**AIM OF THE EXERCISE**
Retype, exactly as written, every line from the one containing "Serialize everything readable" through the last line of the records below, both included; skip the pictures.

== WORKING DATA

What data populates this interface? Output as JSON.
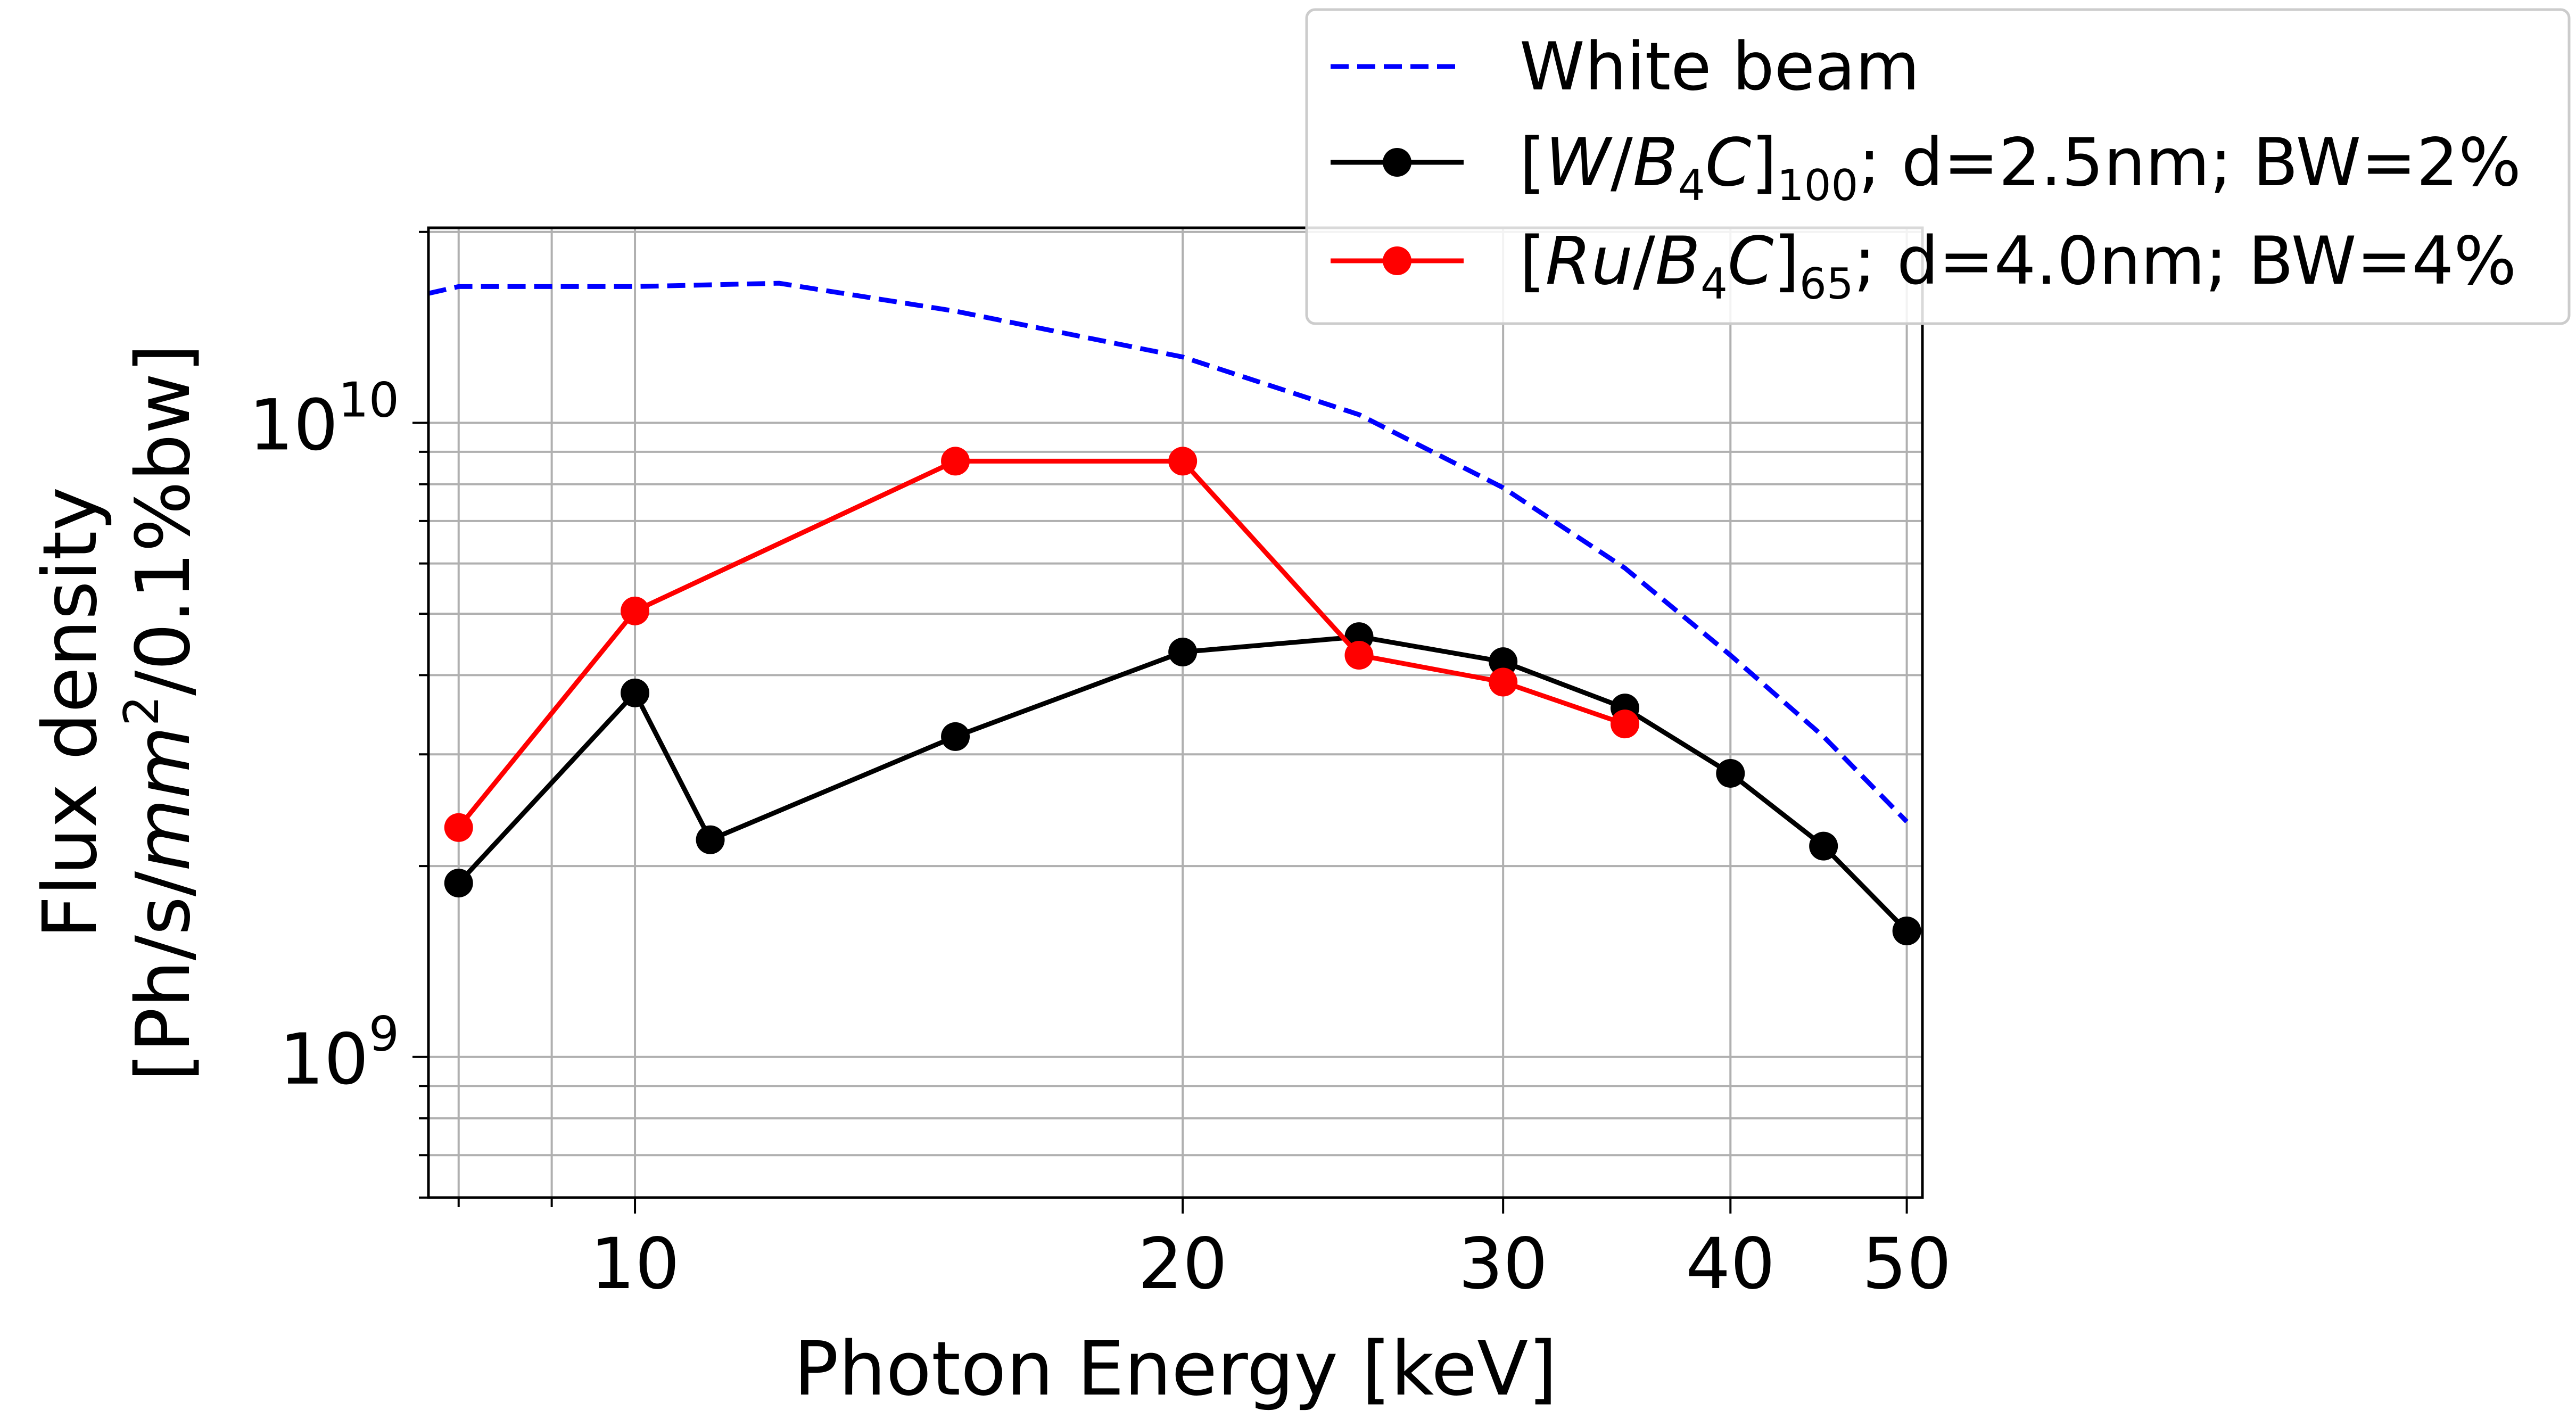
{
  "chart_data": {
    "type": "line",
    "xlabel": "Photon Energy [keV]",
    "ylabel_line1": "Flux density",
    "ylabel_line2": {
      "pre": "[Ph/s/",
      "unit": "mm",
      "power": "2",
      "post": "/0.1%bw]"
    },
    "x_scale": "log",
    "y_scale": "log",
    "xlim": [
      7.7,
      51
    ],
    "ylim": [
      600000000.0,
      20300000000.0
    ],
    "x_ticks": [
      {
        "value": 10,
        "label": "10"
      },
      {
        "value": 20,
        "label": "20"
      },
      {
        "value": 30,
        "label": "30"
      },
      {
        "value": 40,
        "label": "40"
      },
      {
        "value": 50,
        "label": "50"
      }
    ],
    "y_ticks": [
      {
        "value": 1000000000.0,
        "base": "10",
        "exp": "9"
      },
      {
        "value": 10000000000.0,
        "base": "10",
        "exp": "10"
      }
    ],
    "grid": true,
    "legend_position": "top-right",
    "series": [
      {
        "key": "white",
        "name": "White beam",
        "color": "#0000ff",
        "style": "dashed",
        "marker": "none",
        "x": [
          7.7,
          8,
          10,
          12,
          15,
          20,
          25,
          30,
          35,
          40,
          45,
          50
        ],
        "y": [
          16000000000.0,
          16400000000.0,
          16400000000.0,
          16600000000.0,
          15000000000.0,
          12700000000.0,
          10300000000.0,
          7900000000.0,
          5900000000.0,
          4300000000.0,
          3200000000.0,
          2350000000.0
        ]
      },
      {
        "key": "wb4c",
        "name": {
          "open": "[",
          "a": "W",
          "slash": "/",
          "b": "B",
          "b_sub": "4",
          "c": "C",
          "close": "]",
          "n": "100",
          "rest": "; d=2.5nm; BW=2%"
        },
        "color": "#000000",
        "style": "solid",
        "marker": "circle",
        "x": [
          8,
          10,
          11,
          15,
          20,
          25,
          30,
          35,
          40,
          45,
          50
        ],
        "y": [
          1880000000.0,
          3750000000.0,
          2200000000.0,
          3200000000.0,
          4350000000.0,
          4600000000.0,
          4200000000.0,
          3550000000.0,
          2800000000.0,
          2150000000.0,
          1580000000.0
        ]
      },
      {
        "key": "rub4c",
        "name": {
          "open": "[",
          "a": "Ru",
          "slash": "/",
          "b": "B",
          "b_sub": "4",
          "c": "C",
          "close": "]",
          "n": "65",
          "rest": "; d=4.0nm; BW=4%"
        },
        "color": "#ff0000",
        "style": "solid",
        "marker": "circle",
        "x": [
          8,
          10,
          15,
          20,
          25,
          30,
          35
        ],
        "y": [
          2300000000.0,
          5050000000.0,
          8700000000.0,
          8700000000.0,
          4300000000.0,
          3900000000.0,
          3350000000.0
        ]
      }
    ]
  }
}
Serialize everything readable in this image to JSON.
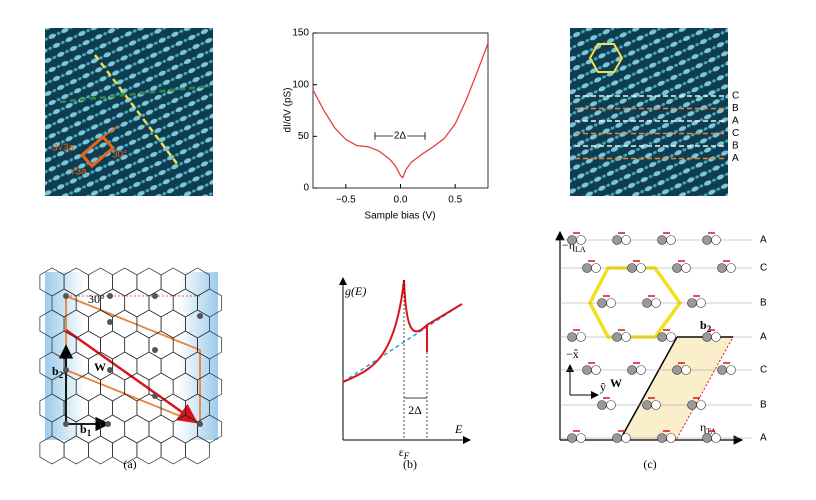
{
  "chart_data": {
    "type": "line",
    "ylabel": "dI/dV (pS)",
    "xlabel": "Sample bias (V)",
    "annotation": "2Δ",
    "x": [
      -0.8,
      -0.7,
      -0.6,
      -0.5,
      -0.4,
      -0.3,
      -0.2,
      -0.1,
      -0.05,
      0,
      0.02,
      0.05,
      0.1,
      0.2,
      0.3,
      0.4,
      0.5,
      0.6,
      0.7,
      0.8
    ],
    "values": [
      95,
      75,
      58,
      47,
      41,
      40,
      36,
      28,
      22,
      12,
      10,
      18,
      25,
      33,
      40,
      48,
      62,
      85,
      112,
      140
    ],
    "color": "#e8413c",
    "xlim": [
      -0.8,
      0.8
    ],
    "ylim": [
      0,
      150
    ],
    "xticks": [
      {
        "value": -0.5,
        "label": "−0.5"
      },
      {
        "value": 0,
        "label": "0.0"
      },
      {
        "value": 0.5,
        "label": "0.5"
      }
    ],
    "yticks": [
      0,
      50,
      100,
      150
    ]
  },
  "stm_left": {
    "long": "3√3a",
    "short": "√3a",
    "angle": "30°"
  },
  "stm_right": {
    "rows": [
      "C",
      "B",
      "A",
      "C",
      "B",
      "A"
    ]
  },
  "lattice": {
    "angle": "30°",
    "b2": "b",
    "b2_sub": "2",
    "b1": "b",
    "b1_sub": "1",
    "w": "W"
  },
  "dos": {
    "ylabel": "g(E)",
    "xlabel": "E",
    "fermi": "ε",
    "fermi_sub": "F",
    "gap": "2Δ"
  },
  "stacking": {
    "eta_la": "−η",
    "eta_la_sub": "LA",
    "eta_ta": "η",
    "eta_ta_sub": "TA",
    "rows": [
      "A",
      "C",
      "B",
      "A",
      "C",
      "B",
      "A"
    ],
    "b2": "b",
    "b2_sub": "2",
    "w": "W",
    "x_axis": "−x̂",
    "y_axis": "ŷ"
  },
  "panel_labels": [
    "(a)",
    "(b)",
    "(c)"
  ]
}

====

**COMPLETED TASK**
Serialize everything readable in this image to JSON.
{
  "chart_data": {
    "type": "line",
    "ylabel": "dI/dV (pS)",
    "xlabel": "Sample bias (V)",
    "annotation": "2Δ",
    "x": [
      -0.8,
      -0.7,
      -0.6,
      -0.5,
      -0.4,
      -0.3,
      -0.2,
      -0.1,
      -0.05,
      0,
      0.02,
      0.05,
      0.1,
      0.2,
      0.3,
      0.4,
      0.5,
      0.6,
      0.7,
      0.8
    ],
    "values": [
      95,
      75,
      58,
      47,
      41,
      40,
      36,
      28,
      22,
      12,
      10,
      18,
      25,
      33,
      40,
      48,
      62,
      85,
      112,
      140
    ],
    "color": "#e8413c",
    "xlim": [
      -0.8,
      0.8
    ],
    "ylim": [
      0,
      150
    ],
    "xticks": [
      {
        "value": -0.5,
        "label": "−0.5"
      },
      {
        "value": 0,
        "label": "0.0"
      },
      {
        "value": 0.5,
        "label": "0.5"
      }
    ],
    "yticks": [
      0,
      50,
      100,
      150
    ]
  },
  "stm_left": {
    "long": "3√3a",
    "short": "√3a",
    "angle": "30°"
  },
  "stm_right": {
    "rows": [
      "C",
      "B",
      "A",
      "C",
      "B",
      "A"
    ]
  },
  "lattice": {
    "angle": "30°",
    "b2": "b",
    "b2_sub": "2",
    "b1": "b",
    "b1_sub": "1",
    "w": "W"
  },
  "dos": {
    "ylabel": "g(E)",
    "xlabel": "E",
    "fermi": "ε",
    "fermi_sub": "F",
    "gap": "2Δ"
  },
  "stacking": {
    "eta_la": "−η",
    "eta_la_sub": "LA",
    "eta_ta": "η",
    "eta_ta_sub": "TA",
    "rows": [
      "A",
      "C",
      "B",
      "A",
      "C",
      "B",
      "A"
    ],
    "b2": "b",
    "b2_sub": "2",
    "w": "W",
    "x_axis": "−x̂",
    "y_axis": "ŷ"
  },
  "panel_labels": [
    "(a)",
    "(b)",
    "(c)"
  ]
}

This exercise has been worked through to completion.